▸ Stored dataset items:
+---+
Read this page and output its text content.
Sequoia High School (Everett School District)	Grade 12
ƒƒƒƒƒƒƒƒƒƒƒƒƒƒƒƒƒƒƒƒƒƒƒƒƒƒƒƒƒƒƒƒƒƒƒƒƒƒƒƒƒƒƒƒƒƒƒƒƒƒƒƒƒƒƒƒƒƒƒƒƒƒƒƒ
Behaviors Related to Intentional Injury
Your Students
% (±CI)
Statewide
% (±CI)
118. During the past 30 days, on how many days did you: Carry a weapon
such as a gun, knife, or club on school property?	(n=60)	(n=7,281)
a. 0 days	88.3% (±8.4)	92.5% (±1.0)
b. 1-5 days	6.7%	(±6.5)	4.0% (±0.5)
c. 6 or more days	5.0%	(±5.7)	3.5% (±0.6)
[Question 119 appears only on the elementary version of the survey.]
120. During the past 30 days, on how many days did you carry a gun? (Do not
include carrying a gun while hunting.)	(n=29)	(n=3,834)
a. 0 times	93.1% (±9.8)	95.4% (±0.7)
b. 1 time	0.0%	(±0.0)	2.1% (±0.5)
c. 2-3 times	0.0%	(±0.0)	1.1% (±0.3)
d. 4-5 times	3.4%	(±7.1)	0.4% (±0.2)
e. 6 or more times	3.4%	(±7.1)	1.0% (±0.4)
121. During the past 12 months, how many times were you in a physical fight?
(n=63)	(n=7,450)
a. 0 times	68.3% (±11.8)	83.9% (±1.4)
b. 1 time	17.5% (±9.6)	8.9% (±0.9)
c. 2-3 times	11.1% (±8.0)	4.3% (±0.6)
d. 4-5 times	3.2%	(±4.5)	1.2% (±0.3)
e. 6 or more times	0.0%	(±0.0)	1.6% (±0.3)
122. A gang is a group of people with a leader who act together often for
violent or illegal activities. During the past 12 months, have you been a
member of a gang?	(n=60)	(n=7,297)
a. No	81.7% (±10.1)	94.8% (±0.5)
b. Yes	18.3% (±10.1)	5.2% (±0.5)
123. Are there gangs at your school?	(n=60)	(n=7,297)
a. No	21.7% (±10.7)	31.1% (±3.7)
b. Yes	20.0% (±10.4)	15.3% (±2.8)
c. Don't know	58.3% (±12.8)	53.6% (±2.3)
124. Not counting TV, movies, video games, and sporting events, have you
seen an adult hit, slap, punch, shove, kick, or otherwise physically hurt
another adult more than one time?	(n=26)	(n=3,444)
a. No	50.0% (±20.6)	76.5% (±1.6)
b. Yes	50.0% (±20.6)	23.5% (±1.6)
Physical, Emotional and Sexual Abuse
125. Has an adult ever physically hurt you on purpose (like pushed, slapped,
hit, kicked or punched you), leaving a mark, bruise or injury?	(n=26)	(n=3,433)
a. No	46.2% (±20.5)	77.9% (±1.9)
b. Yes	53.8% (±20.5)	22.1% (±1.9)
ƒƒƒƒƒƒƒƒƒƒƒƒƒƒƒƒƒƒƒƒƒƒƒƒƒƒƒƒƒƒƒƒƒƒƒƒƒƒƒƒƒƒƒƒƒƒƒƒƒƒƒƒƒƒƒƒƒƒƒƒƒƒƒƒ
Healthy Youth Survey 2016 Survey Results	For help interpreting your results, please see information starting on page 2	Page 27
+---+
Set down all of the records shown above once more, exactly.

Read this page and output its text content.
Sequoia High School (Everett School District)	Grade 12
ƒƒƒƒƒƒƒƒƒƒƒƒƒƒƒƒƒƒƒƒƒƒƒƒƒƒƒƒƒƒƒƒƒƒƒƒƒƒƒƒƒƒƒƒƒƒƒƒƒƒƒƒƒƒƒƒƒƒƒƒƒƒƒƒ
Behaviors Related to Intentional Injury
Your Students
% (±CI)
Statewide
% (±CI)
118. During the past 30 days, on how many days did you: Carry a weapon
such as a gun, knife, or club on school property?	(n=60)	(n=7,281)
a. 0 days	88.3% (±8.4)	92.5% (±1.0)
b. 1-5 days	6.7%	(±6.5)	4.0% (±0.5)
c. 6 or more days	5.0%	(±5.7)	3.5% (±0.6)
[Question 119 appears only on the elementary version of the survey.]
120. During the past 30 days, on how many days did you carry a gun? (Do not
include carrying a gun while hunting.)	(n=29)	(n=3,834)
a. 0 times	93.1% (±9.8)	95.4% (±0.7)
b. 1 time	0.0%	(±0.0)	2.1% (±0.5)
c. 2-3 times	0.0%	(±0.0)	1.1% (±0.3)
d. 4-5 times	3.4%	(±7.1)	0.4% (±0.2)
e. 6 or more times	3.4%	(±7.1)	1.0% (±0.4)
121. During the past 12 months, how many times were you in a physical fight?
(n=63)	(n=7,450)
a. 0 times	68.3% (±11.8)	83.9% (±1.4)
b. 1 time	17.5% (±9.6)	8.9% (±0.9)
c. 2-3 times	11.1% (±8.0)	4.3% (±0.6)
d. 4-5 times	3.2%	(±4.5)	1.2% (±0.3)
e. 6 or more times	0.0%	(±0.0)	1.6% (±0.3)
122. A gang is a group of people with a leader who act together often for
violent or illegal activities. During the past 12 months, have you been a
member of a gang?	(n=60)	(n=7,297)
a. No	81.7% (±10.1)	94.8% (±0.5)
b. Yes	18.3% (±10.1)	5.2% (±0.5)
123. Are there gangs at your school?	(n=60)	(n=7,297)
a. No	21.7% (±10.7)	31.1% (±3.7)
b. Yes	20.0% (±10.4)	15.3% (±2.8)
c. Don't know	58.3% (±12.8)	53.6% (±2.3)
124. Not counting TV, movies, video games, and sporting events, have you
seen an adult hit, slap, punch, shove, kick, or otherwise physically hurt
another adult more than one time?	(n=26)	(n=3,444)
a. No	50.0% (±20.6)	76.5% (±1.6)
b. Yes	50.0% (±20.6)	23.5% (±1.6)
Physical, Emotional and Sexual Abuse
125. Has an adult ever physically hurt you on purpose (like pushed, slapped,
hit, kicked or punched you), leaving a mark, bruise or injury?	(n=26)	(n=3,433)
a. No	46.2% (±20.5)	77.9% (±1.9)
b. Yes	53.8% (±20.5)	22.1% (±1.9)
ƒƒƒƒƒƒƒƒƒƒƒƒƒƒƒƒƒƒƒƒƒƒƒƒƒƒƒƒƒƒƒƒƒƒƒƒƒƒƒƒƒƒƒƒƒƒƒƒƒƒƒƒƒƒƒƒƒƒƒƒƒƒƒƒ
Healthy Youth Survey 2016 Survey Results	For help interpreting your results, please see information starting on page 2	Page 27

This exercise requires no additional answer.